====== Available data ======
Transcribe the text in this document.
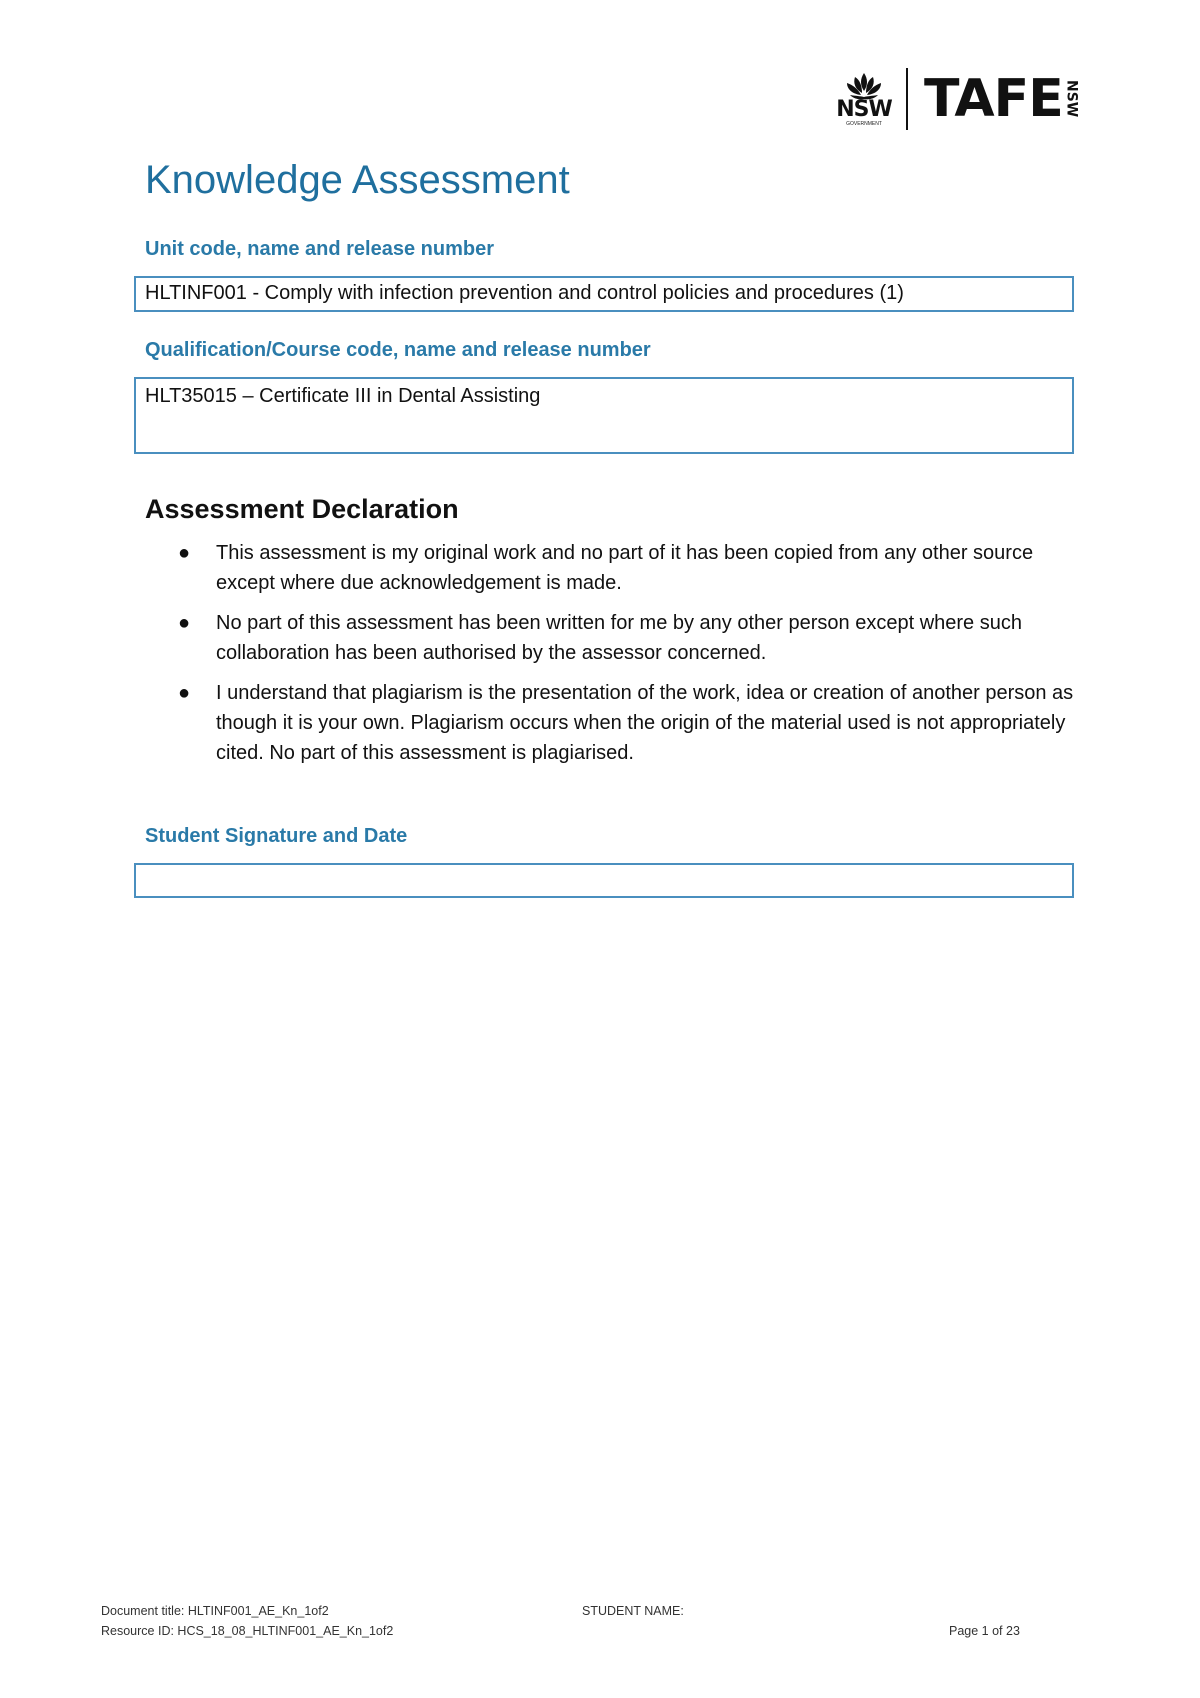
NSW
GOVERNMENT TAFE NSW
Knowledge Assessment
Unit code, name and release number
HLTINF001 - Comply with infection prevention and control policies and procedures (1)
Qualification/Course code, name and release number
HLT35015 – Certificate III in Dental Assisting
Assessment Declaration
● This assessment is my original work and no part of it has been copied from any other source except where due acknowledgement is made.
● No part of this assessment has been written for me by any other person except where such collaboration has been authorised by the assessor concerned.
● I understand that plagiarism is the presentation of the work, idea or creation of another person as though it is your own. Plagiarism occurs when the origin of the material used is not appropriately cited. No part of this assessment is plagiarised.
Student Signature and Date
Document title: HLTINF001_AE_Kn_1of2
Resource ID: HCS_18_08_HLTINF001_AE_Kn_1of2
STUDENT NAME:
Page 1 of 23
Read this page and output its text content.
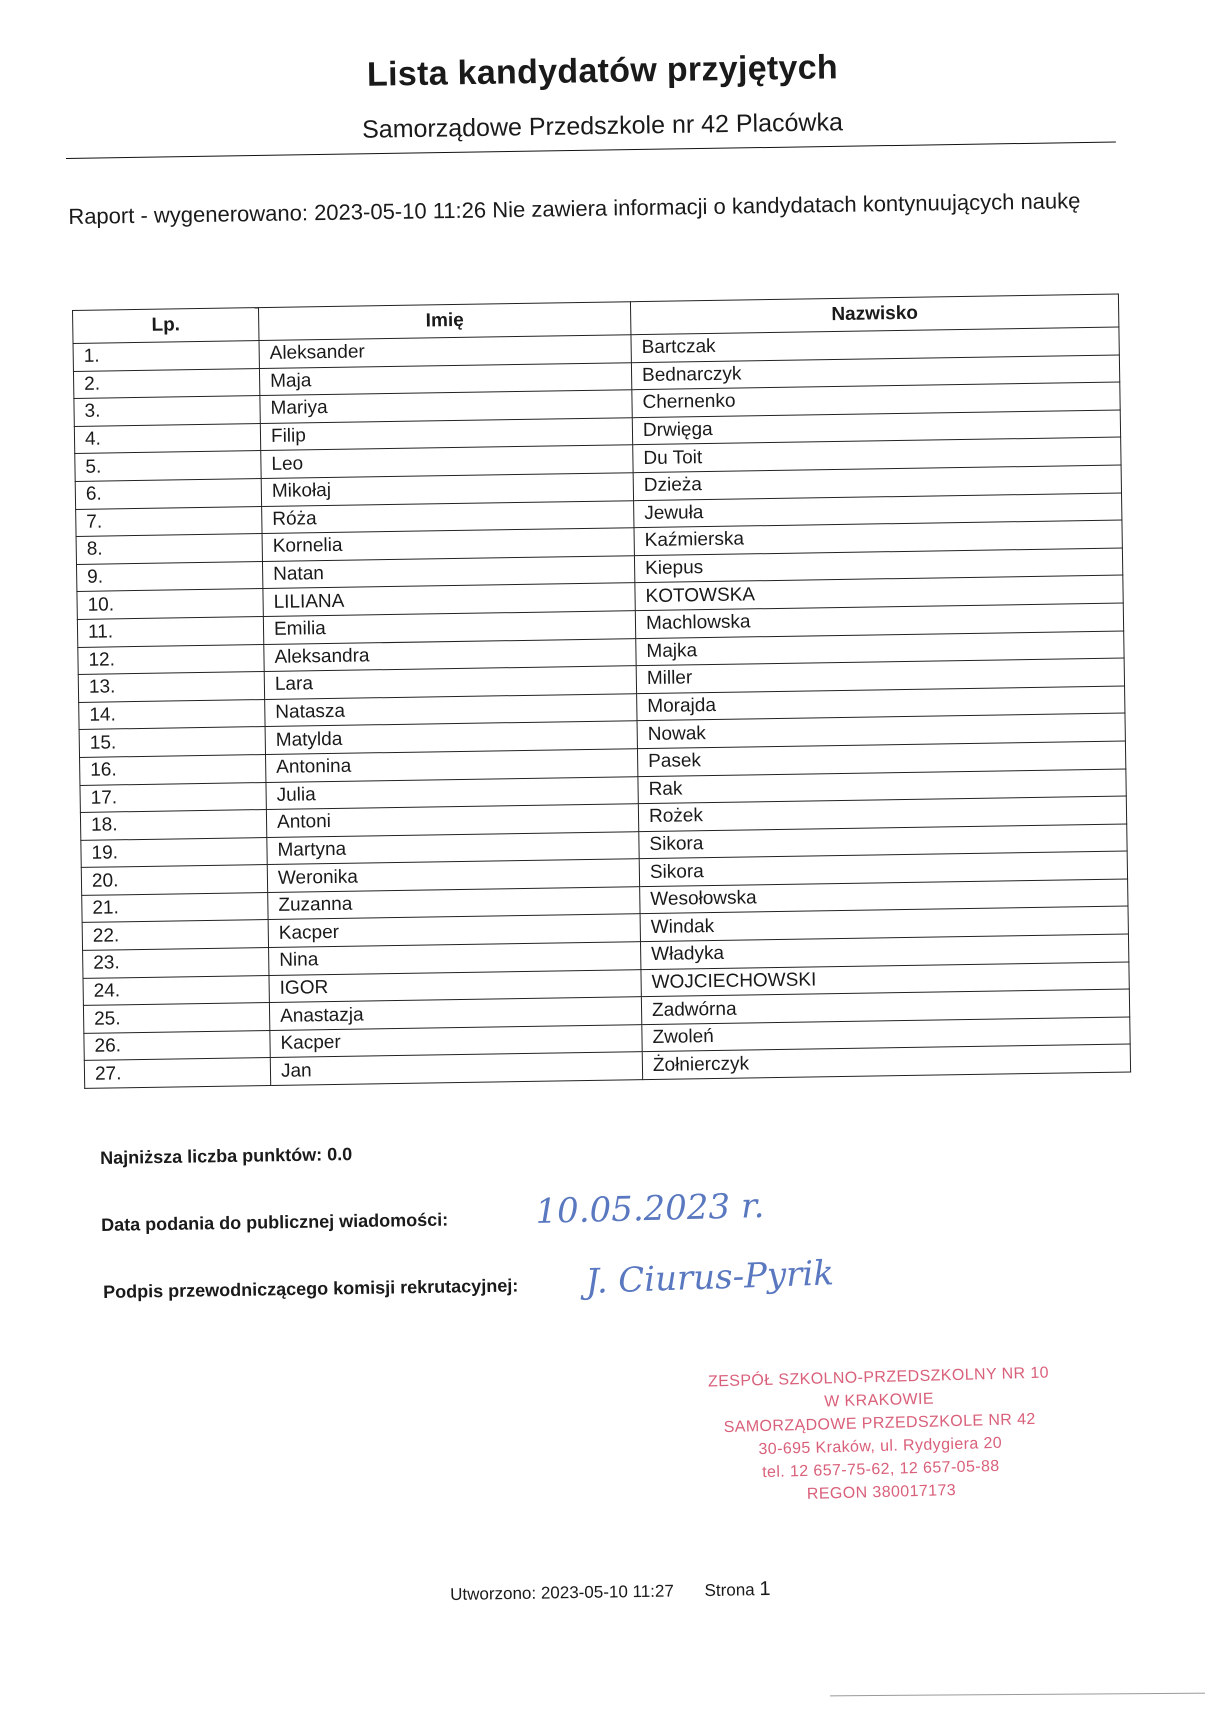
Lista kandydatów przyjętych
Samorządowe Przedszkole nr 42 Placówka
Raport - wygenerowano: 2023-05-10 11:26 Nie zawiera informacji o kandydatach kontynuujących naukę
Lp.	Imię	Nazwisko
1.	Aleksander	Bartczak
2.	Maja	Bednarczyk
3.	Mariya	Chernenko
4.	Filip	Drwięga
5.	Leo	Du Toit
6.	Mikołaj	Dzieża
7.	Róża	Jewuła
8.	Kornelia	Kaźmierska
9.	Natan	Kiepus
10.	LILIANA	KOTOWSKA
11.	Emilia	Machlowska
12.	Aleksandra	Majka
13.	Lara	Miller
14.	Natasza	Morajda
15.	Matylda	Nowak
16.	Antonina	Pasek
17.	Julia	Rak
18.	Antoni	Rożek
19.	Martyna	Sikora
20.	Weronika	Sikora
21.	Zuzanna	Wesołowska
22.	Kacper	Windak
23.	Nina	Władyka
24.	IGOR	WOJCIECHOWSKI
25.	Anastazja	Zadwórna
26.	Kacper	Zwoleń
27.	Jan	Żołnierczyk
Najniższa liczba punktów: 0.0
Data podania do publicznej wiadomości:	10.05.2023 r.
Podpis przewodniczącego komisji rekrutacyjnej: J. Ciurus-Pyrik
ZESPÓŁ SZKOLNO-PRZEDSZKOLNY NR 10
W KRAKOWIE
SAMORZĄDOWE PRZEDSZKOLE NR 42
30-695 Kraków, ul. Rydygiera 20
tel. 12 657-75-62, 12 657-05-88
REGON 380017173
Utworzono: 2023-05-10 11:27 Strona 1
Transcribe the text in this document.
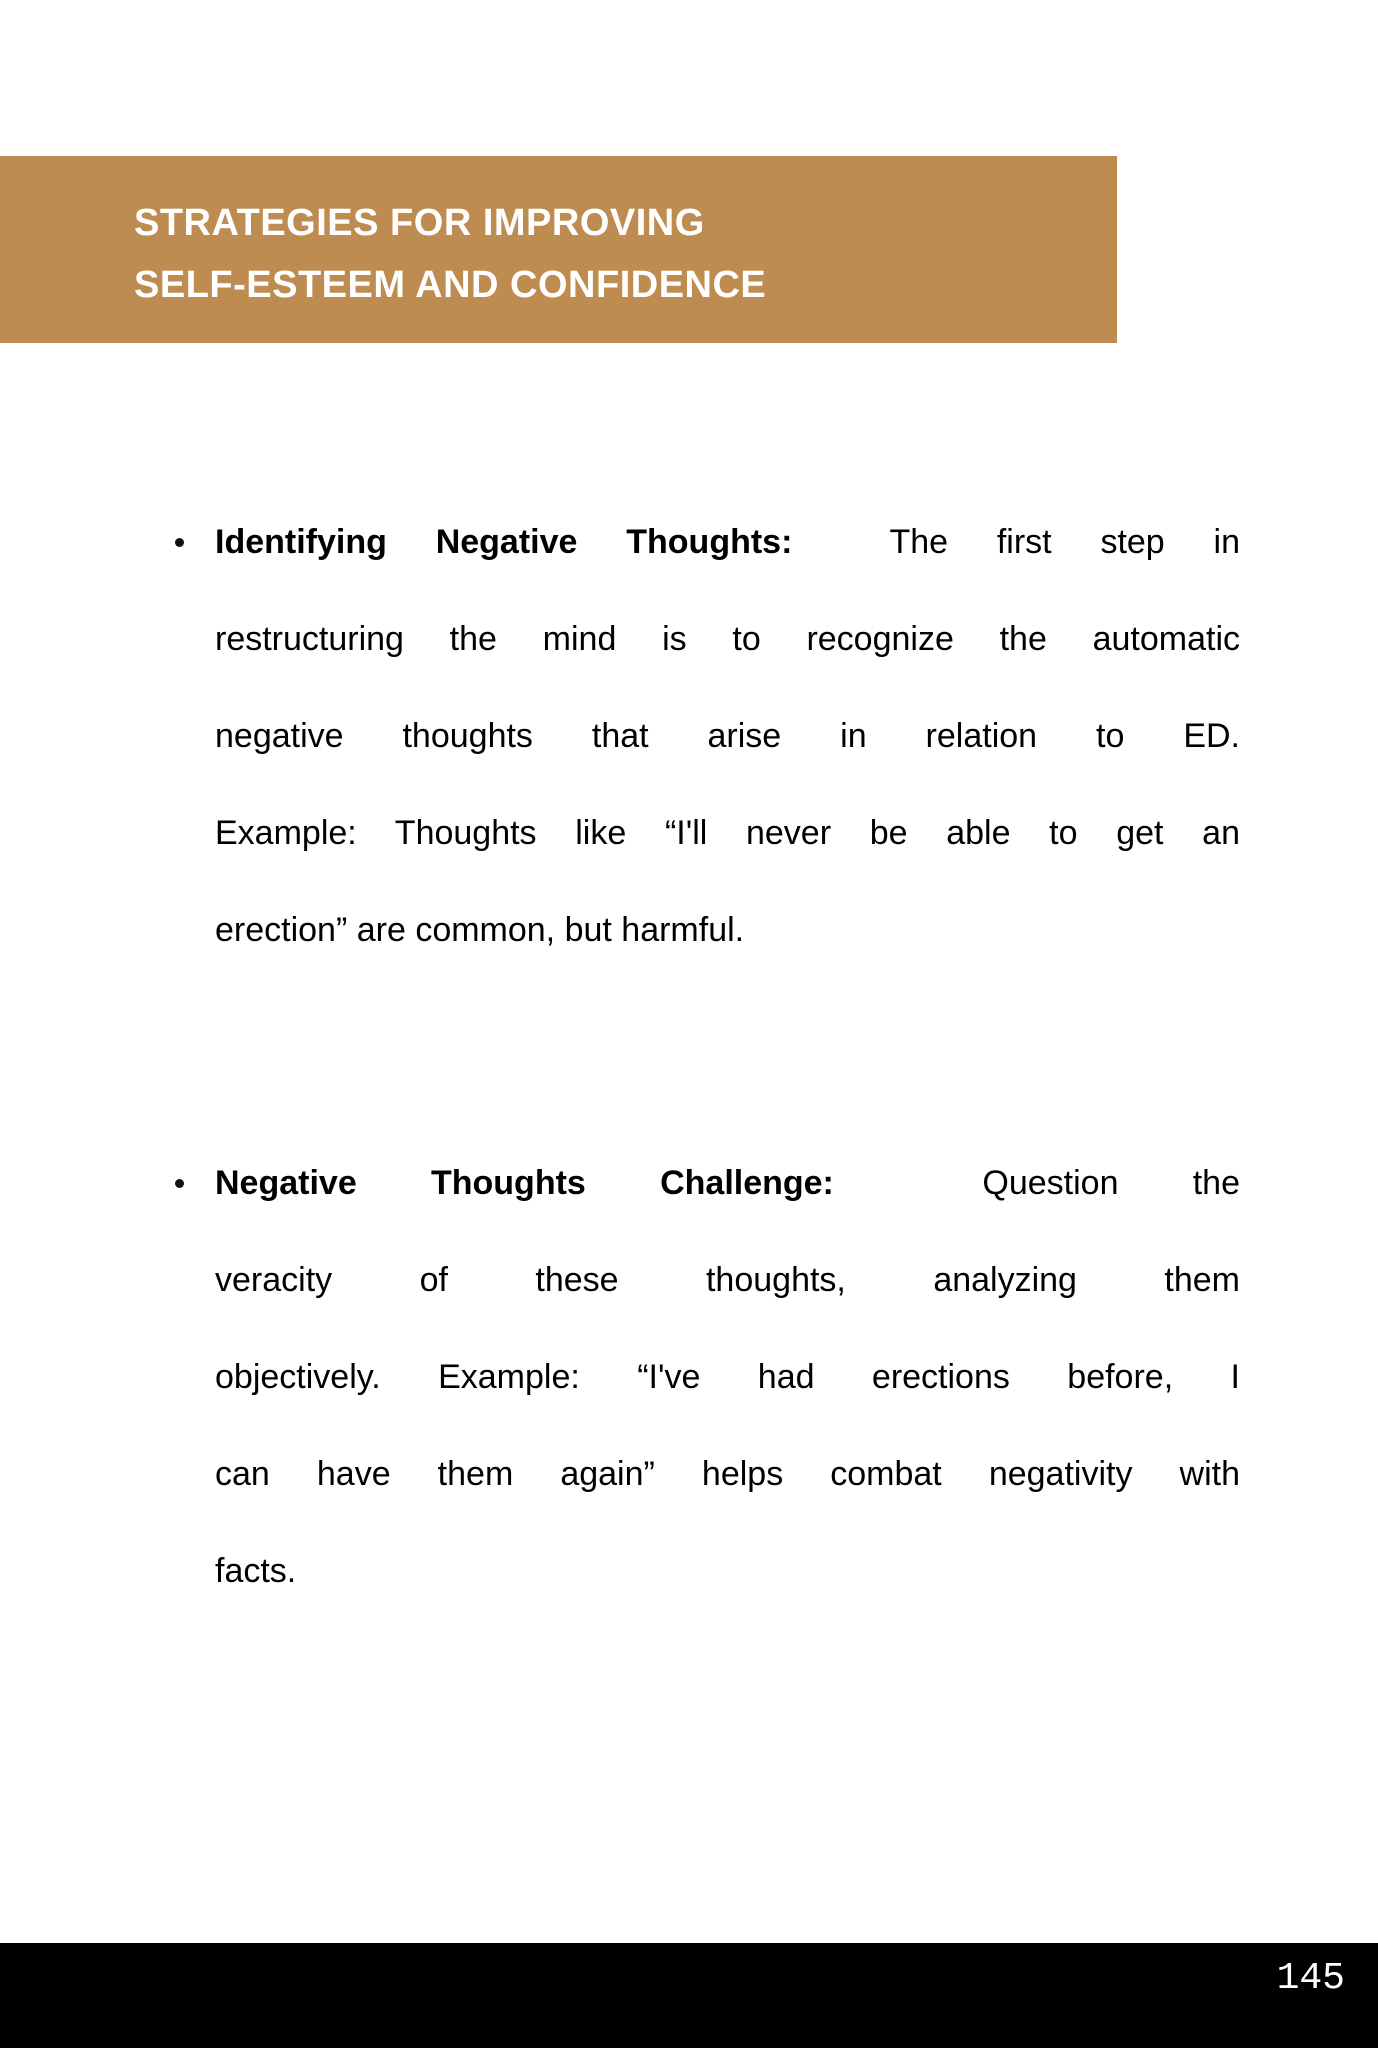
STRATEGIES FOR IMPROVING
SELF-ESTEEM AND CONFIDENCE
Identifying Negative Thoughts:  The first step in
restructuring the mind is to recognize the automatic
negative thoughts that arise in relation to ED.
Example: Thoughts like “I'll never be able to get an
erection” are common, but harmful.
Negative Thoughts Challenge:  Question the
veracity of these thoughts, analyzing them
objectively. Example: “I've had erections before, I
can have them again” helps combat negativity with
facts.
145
======
## Directions for this task
Copy the records exactly. Skip the pictures.

## Solution to this task
Transcribe the text in this document.
NSW
GOVERNMENT TAFE NSW
Knowledge Assessment
Unit code, name and release number
HLTINF001 - Comply with infection prevention and control policies and procedures (1)
Qualification/Course code, name and release number
HLT35015 – Certificate III in Dental Assisting
Assessment Declaration
● This assessment is my original work and no part of it has been copied from any other source except where due acknowledgement is made.
● No part of this assessment has been written for me by any other person except where such collaboration has been authorised by the assessor concerned.
● I understand that plagiarism is the presentation of the work, idea or creation of another person as though it is your own. Plagiarism occurs when the origin of the material used is not appropriately cited. No part of this assessment is plagiarised.
Student Signature and Date
Document title: HLTINF001_AE_Kn_1of2
Resource ID: HCS_18_08_HLTINF001_AE_Kn_1of2
STUDENT NAME:
Page 1 of 23
Read this page and output its text content.
Lista kandydatów przyjętych
Samorządowe Przedszkole nr 42 Placówka
Raport - wygenerowano: 2023-05-10 11:26 Nie zawiera informacji o kandydatach kontynuujących naukę
Lp.	Imię	Nazwisko
1.	Aleksander	Bartczak
2.	Maja	Bednarczyk
3.	Mariya	Chernenko
4.	Filip	Drwięga
5.	Leo	Du Toit
6.	Mikołaj	Dzieża
7.	Róża	Jewuła
8.	Kornelia	Kaźmierska
9.	Natan	Kiepus
10.	LILIANA	KOTOWSKA
11.	Emilia	Machlowska
12.	Aleksandra	Majka
13.	Lara	Miller
14.	Natasza	Morajda
15.	Matylda	Nowak
16.	Antonina	Pasek
17.	Julia	Rak
18.	Antoni	Rożek
19.	Martyna	Sikora
20.	Weronika	Sikora
21.	Zuzanna	Wesołowska
22.	Kacper	Windak
23.	Nina	Władyka
24.	IGOR	WOJCIECHOWSKI
25.	Anastazja	Zadwórna
26.	Kacper	Zwoleń
27.	Jan	Żołnierczyk
Najniższa liczba punktów: 0.0
Data podania do publicznej wiadomości:	10.05.2023 r.
Podpis przewodniczącego komisji rekrutacyjnej: J. Ciurus-Pyrik
ZESPÓŁ SZKOLNO-PRZEDSZKOLNY NR 10
W KRAKOWIE
SAMORZĄDOWE PRZEDSZKOLE NR 42
30-695 Kraków, ul. Rydygiera 20
tel. 12 657-75-62, 12 657-05-88
REGON 380017173
Utworzono: 2023-05-10 11:27 Strona 1
Transcribe the text in this document.
STRATEGIES FOR IMPROVING
SELF-ESTEEM AND CONFIDENCE
Identifying Negative Thoughts:  The first step in
restructuring the mind is to recognize the automatic
negative thoughts that arise in relation to ED.
Example: Thoughts like “I'll never be able to get an
erection” are common, but harmful.
Negative Thoughts Challenge:  Question the
veracity of these thoughts, analyzing them
objectively. Example: “I've had erections before, I
can have them again” helps combat negativity with
facts.
145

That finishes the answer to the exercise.